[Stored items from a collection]
---

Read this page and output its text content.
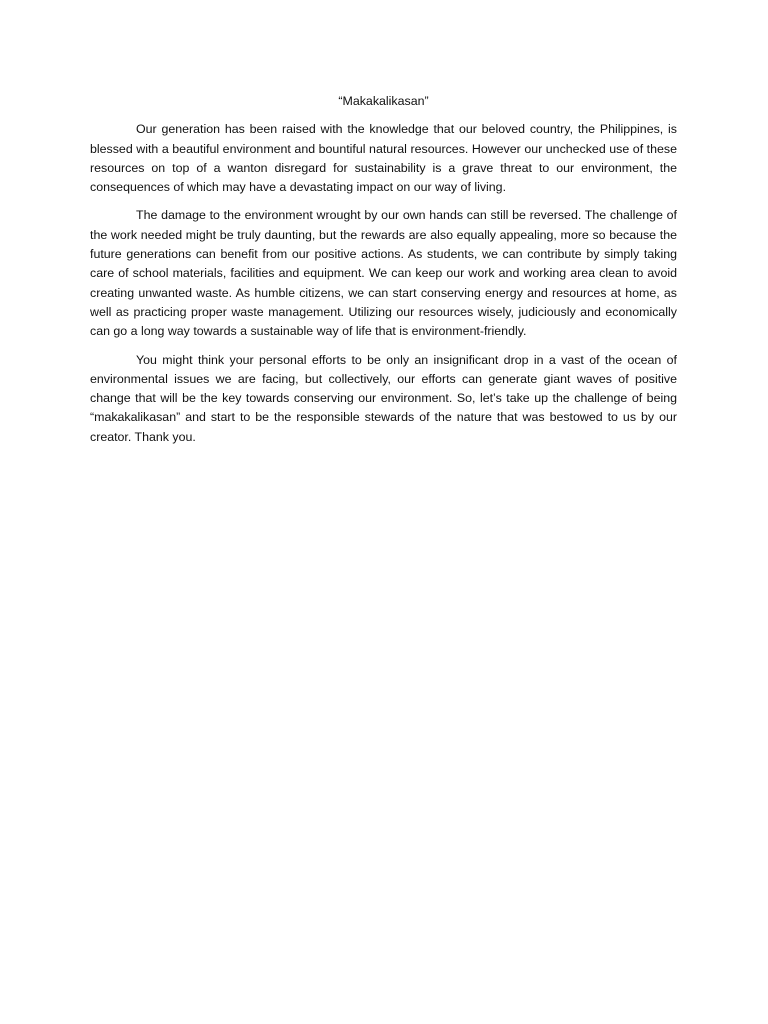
“Makakalikasan”

Our generation has been raised with the knowledge that our beloved country, the Philippines, is blessed with a beautiful environment and bountiful natural resources. However our unchecked use of these resources on top of a wanton disregard for sustainability is a grave threat to our environment, the consequences of which may have a devastating impact on our way of living.

The damage to the environment wrought by our own hands can still be reversed. The challenge of the work needed might be truly daunting, but the rewards are also equally appealing, more so because the future generations can benefit from our positive actions. As students, we can contribute by simply taking care of school materials, facilities and equipment. We can keep our work and working area clean to avoid creating unwanted waste. As humble citizens, we can start conserving energy and resources at home, as well as practicing proper waste management. Utilizing our resources wisely, judiciously and economically can go a long way towards a sustainable way of life that is environment-friendly.

You might think your personal efforts to be only an insignificant drop in a vast of the ocean of environmental issues we are facing, but collectively, our efforts can generate giant waves of positive change that will be the key towards conserving our environment. So, let’s take up the challenge of being “makakalikasan” and start to be the responsible stewards of the nature that was bestowed to us by our creator. Thank you.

---

## The problem
Write out again every line above exactly as given; the pictures do not belong in the copy.

## Answer to this problem
Read this page and output its text content.
“Makakalikasan”

Our generation has been raised with the knowledge that our beloved country, the Philippines, is blessed with a beautiful environment and bountiful natural resources. However our unchecked use of these resources on top of a wanton disregard for sustainability is a grave threat to our environment, the consequences of which may have a devastating impact on our way of living.

The damage to the environment wrought by our own hands can still be reversed. The challenge of the work needed might be truly daunting, but the rewards are also equally appealing, more so because the future generations can benefit from our positive actions. As students, we can contribute by simply taking care of school materials, facilities and equipment. We can keep our work and working area clean to avoid creating unwanted waste. As humble citizens, we can start conserving energy and resources at home, as well as practicing proper waste management. Utilizing our resources wisely, judiciously and economically can go a long way towards a sustainable way of life that is environment-friendly.

You might think your personal efforts to be only an insignificant drop in a vast of the ocean of environmental issues we are facing, but collectively, our efforts can generate giant waves of positive change that will be the key towards conserving our environment. So, let’s take up the challenge of being “makakalikasan” and start to be the responsible stewards of the nature that was bestowed to us by our creator. Thank you.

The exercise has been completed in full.